- [DIRECTIONS]
Isolate every line in the records below with "power" in it.

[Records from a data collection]
________

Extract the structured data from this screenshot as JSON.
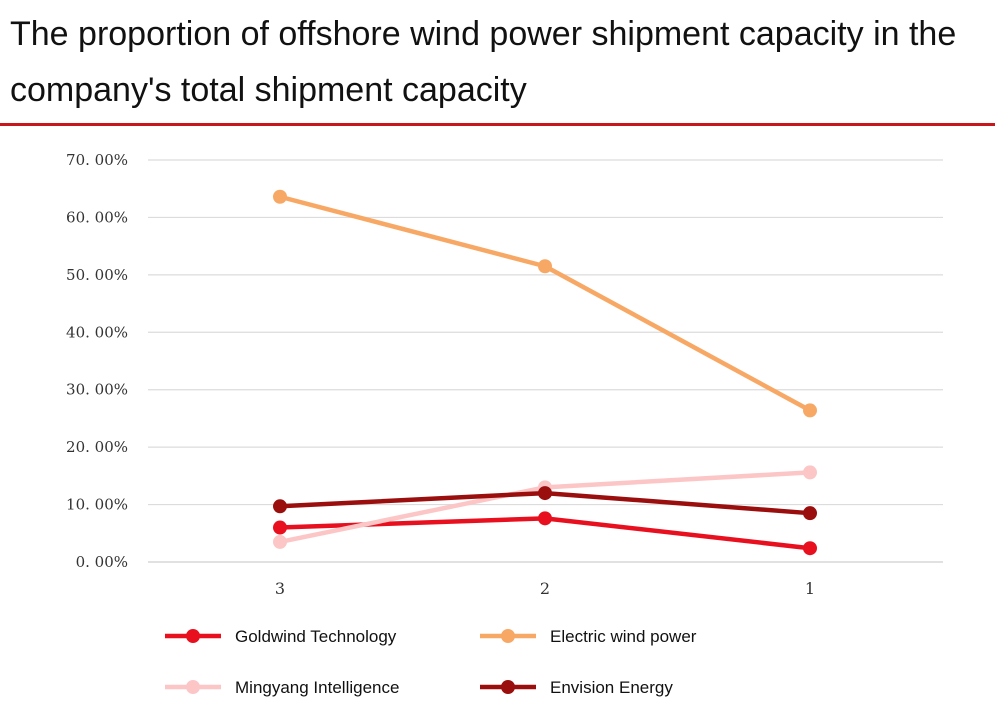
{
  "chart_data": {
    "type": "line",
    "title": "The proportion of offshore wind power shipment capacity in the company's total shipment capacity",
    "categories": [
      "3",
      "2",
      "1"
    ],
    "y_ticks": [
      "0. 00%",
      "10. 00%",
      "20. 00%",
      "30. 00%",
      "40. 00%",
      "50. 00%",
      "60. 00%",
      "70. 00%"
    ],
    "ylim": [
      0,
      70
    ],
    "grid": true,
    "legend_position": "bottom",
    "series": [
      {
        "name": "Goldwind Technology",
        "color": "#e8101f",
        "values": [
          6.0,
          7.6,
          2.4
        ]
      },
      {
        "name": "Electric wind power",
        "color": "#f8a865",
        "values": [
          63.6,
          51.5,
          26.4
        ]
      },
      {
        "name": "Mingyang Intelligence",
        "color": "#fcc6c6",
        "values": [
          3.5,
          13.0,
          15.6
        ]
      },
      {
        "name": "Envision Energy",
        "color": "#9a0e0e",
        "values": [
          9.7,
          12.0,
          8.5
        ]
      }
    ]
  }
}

________

- [EXERCISE OUTPUT]
    "title": "The proportion of offshore wind power shipment capacity in the company's total shipment capacity",
        "name": "Electric wind power",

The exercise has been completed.